> Stated goal:
Determine the number of lines in the data that include the word "icon", and write only that number.

> Given data:
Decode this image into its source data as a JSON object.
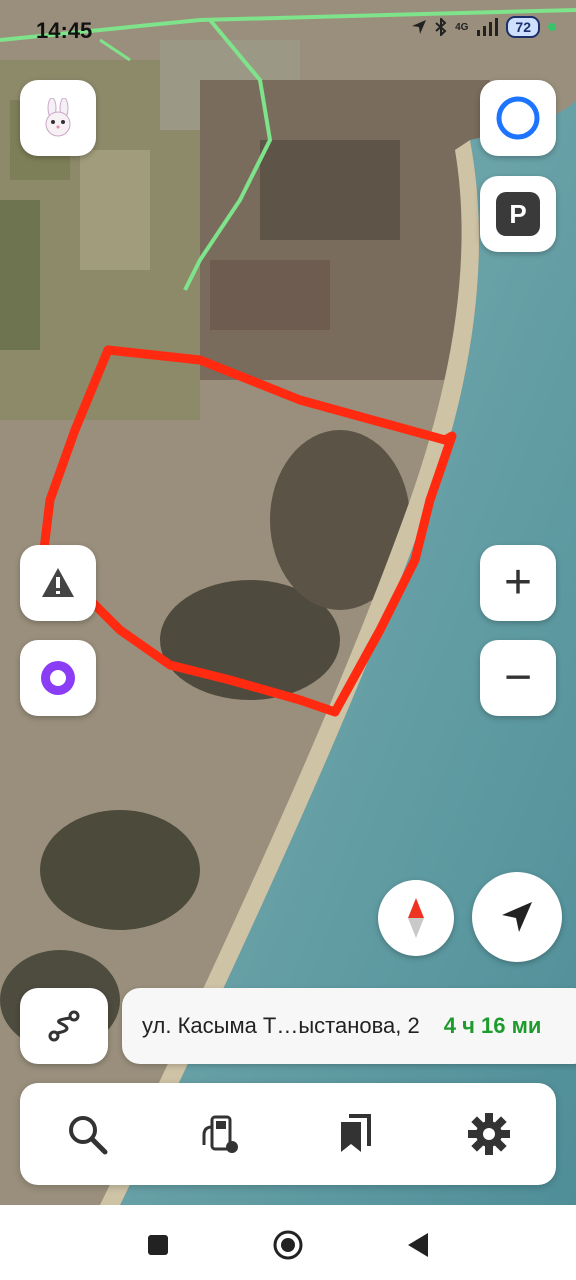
{
  "status_bar": {
    "time": "14:45",
    "network": "4G",
    "battery": "72"
  },
  "map": {
    "type": "satellite",
    "user_annotation_color": "#ff2a10"
  },
  "buttons": {
    "profile": "rabbit-icon",
    "assistant_top": "alice-circle-icon",
    "parking_label": "P",
    "warning": "warning-triangle-icon",
    "alice": "alice-ring-icon",
    "zoom_in_label": "+",
    "zoom_out_label": "−",
    "compass": "compass-icon",
    "locate": "locate-arrow-icon",
    "route": "route-icon"
  },
  "route_panel": {
    "address": "ул. Касыма Т…ыстанова, 2",
    "eta": "4 ч 16 ми"
  },
  "toolbar": {
    "items": [
      "search-icon",
      "fuel-icon",
      "bookmarks-icon",
      "settings-icon"
    ]
  },
  "colors": {
    "eta": "#1f9b2e",
    "sea": "#6aa3a8",
    "route_line": "#7ee38a"
  }
}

> Exercise solution:
11